Records from a data collection
----------------

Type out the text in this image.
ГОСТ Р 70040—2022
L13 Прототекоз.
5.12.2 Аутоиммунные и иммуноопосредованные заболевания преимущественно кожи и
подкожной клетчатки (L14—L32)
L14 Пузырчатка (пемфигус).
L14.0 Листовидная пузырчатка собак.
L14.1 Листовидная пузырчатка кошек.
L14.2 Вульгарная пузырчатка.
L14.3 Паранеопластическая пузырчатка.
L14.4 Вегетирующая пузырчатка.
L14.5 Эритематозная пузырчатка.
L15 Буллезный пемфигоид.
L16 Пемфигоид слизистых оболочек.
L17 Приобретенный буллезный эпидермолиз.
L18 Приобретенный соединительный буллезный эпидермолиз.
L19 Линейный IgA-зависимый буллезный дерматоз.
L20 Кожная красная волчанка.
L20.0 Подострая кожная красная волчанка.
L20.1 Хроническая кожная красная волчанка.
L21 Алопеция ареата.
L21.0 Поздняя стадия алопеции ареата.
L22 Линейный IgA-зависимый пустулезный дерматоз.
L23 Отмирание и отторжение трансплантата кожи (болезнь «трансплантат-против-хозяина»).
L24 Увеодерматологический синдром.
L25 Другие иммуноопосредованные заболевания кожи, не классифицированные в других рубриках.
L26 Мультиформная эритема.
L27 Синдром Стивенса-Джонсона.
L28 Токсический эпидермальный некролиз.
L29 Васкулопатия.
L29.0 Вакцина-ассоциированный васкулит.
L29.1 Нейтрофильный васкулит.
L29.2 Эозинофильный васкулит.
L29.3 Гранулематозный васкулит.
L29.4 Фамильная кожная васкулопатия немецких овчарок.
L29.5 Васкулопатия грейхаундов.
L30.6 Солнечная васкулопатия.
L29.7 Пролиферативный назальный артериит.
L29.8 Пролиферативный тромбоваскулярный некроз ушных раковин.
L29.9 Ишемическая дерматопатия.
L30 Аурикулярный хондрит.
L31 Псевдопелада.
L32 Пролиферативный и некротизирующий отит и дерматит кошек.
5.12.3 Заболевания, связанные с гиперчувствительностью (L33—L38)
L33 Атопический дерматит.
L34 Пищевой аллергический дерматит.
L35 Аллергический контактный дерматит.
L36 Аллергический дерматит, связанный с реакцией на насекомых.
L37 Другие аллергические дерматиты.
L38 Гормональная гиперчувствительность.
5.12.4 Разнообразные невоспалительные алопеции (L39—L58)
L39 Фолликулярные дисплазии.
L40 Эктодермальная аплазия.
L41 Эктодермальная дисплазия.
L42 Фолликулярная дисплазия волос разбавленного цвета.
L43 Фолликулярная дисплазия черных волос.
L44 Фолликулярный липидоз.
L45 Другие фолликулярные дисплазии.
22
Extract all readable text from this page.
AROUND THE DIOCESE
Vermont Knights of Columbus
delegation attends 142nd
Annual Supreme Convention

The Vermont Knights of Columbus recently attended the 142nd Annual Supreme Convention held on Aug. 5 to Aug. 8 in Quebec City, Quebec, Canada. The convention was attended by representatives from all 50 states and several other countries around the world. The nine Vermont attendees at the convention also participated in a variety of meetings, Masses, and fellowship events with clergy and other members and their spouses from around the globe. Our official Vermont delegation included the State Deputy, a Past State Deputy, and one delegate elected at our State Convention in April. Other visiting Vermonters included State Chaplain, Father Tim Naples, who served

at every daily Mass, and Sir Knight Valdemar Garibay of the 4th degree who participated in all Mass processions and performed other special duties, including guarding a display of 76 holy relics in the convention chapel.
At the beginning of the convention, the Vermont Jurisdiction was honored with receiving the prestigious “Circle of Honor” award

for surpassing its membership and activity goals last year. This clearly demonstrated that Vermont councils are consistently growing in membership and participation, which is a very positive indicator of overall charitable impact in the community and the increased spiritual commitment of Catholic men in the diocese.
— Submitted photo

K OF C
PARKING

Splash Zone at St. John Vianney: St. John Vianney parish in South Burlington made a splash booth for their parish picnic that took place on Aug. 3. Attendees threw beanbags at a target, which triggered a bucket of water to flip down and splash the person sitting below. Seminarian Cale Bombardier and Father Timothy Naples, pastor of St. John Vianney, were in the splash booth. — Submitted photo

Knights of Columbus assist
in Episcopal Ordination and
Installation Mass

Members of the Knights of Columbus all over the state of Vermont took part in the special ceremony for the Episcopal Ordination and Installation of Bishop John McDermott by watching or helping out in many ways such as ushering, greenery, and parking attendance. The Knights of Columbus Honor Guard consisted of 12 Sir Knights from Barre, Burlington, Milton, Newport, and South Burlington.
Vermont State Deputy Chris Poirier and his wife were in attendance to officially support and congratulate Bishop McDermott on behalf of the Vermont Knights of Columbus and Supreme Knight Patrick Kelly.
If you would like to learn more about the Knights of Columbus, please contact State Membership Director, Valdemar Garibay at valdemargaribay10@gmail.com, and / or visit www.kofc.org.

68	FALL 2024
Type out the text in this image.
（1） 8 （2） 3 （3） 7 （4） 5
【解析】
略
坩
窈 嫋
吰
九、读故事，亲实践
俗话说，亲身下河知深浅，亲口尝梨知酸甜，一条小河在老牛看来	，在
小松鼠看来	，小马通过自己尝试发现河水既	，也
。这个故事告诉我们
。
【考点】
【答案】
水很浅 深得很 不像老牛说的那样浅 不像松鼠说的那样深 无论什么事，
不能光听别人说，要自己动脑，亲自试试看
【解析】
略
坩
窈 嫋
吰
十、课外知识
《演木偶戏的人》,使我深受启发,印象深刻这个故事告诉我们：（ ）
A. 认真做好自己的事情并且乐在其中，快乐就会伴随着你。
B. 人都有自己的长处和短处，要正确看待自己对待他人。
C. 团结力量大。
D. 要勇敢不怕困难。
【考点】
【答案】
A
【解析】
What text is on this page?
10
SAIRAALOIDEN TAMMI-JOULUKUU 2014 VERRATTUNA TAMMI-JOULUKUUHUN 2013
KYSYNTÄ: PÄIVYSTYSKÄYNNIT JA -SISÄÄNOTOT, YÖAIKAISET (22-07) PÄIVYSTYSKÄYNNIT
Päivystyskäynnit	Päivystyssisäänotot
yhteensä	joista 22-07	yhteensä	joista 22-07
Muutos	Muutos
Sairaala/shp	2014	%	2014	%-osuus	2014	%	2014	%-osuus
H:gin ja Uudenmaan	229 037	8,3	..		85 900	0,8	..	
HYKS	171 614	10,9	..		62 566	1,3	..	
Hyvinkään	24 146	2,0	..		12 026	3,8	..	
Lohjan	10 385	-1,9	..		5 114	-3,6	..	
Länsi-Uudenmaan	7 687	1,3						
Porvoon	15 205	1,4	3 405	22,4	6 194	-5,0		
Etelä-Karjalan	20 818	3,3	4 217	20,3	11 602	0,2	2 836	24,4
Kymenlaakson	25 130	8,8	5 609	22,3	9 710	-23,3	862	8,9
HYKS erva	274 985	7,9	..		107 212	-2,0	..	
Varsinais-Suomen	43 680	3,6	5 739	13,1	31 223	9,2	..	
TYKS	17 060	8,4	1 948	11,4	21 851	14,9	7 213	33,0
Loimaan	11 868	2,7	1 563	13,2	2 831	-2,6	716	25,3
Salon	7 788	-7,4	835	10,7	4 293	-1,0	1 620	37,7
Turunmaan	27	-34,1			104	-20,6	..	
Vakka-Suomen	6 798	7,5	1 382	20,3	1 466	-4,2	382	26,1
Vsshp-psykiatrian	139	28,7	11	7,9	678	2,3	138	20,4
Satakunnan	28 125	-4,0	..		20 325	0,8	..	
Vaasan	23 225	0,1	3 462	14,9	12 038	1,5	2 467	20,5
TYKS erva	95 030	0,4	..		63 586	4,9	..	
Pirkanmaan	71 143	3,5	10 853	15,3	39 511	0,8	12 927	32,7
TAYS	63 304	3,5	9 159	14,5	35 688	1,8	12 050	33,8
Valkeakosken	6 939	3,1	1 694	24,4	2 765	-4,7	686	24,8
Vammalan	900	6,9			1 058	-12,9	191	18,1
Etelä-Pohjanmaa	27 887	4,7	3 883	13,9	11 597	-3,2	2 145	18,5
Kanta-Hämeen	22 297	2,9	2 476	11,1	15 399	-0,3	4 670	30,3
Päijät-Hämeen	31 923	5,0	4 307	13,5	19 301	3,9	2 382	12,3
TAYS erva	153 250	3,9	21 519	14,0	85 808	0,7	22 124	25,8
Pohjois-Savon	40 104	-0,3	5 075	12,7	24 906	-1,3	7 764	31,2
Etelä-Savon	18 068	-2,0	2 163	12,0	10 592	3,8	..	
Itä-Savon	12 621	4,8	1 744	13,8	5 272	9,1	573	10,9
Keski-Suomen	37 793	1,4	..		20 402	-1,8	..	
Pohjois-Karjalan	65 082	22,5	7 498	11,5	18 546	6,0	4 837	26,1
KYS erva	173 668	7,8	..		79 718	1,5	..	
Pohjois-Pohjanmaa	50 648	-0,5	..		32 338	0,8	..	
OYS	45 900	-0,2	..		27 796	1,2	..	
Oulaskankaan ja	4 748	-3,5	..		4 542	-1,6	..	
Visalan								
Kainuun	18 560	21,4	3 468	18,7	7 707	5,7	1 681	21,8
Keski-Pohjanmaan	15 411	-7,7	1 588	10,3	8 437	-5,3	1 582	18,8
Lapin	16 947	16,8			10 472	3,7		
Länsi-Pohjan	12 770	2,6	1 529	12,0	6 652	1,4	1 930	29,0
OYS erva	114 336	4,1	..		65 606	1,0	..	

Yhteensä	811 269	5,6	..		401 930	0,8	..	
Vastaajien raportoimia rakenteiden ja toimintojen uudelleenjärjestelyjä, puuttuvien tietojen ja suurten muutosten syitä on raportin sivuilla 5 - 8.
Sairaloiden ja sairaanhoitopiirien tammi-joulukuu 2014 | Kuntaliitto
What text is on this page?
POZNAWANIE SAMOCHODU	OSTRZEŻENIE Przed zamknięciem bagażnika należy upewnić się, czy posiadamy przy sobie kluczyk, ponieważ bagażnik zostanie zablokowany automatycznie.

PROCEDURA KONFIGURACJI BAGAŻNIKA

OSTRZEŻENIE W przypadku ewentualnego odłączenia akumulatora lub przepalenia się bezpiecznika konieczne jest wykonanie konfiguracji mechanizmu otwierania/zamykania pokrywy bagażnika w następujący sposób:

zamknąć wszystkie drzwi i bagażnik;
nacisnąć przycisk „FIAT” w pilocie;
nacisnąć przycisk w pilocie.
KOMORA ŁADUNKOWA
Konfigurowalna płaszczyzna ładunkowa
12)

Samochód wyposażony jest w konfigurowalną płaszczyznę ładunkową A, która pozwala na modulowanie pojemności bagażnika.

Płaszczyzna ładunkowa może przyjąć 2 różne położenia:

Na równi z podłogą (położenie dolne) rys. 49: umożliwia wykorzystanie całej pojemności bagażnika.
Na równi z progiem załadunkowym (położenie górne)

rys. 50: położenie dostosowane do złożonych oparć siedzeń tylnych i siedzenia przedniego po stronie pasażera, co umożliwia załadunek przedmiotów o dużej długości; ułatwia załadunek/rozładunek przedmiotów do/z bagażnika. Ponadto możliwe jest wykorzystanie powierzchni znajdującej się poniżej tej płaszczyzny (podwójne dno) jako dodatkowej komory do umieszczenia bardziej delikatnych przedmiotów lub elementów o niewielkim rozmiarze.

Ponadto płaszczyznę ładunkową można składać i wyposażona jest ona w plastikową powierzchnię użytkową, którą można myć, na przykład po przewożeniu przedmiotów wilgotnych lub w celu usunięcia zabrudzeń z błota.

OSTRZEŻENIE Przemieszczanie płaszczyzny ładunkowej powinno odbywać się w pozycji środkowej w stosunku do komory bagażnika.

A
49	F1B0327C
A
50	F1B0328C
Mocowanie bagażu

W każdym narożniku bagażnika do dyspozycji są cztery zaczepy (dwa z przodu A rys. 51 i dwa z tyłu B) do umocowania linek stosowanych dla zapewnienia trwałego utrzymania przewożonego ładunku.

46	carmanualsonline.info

----------------

WORK INSTRUCTIONS
Check each line of these records for the string "McDermott" and state only how many lines have it.

SOLUTION
2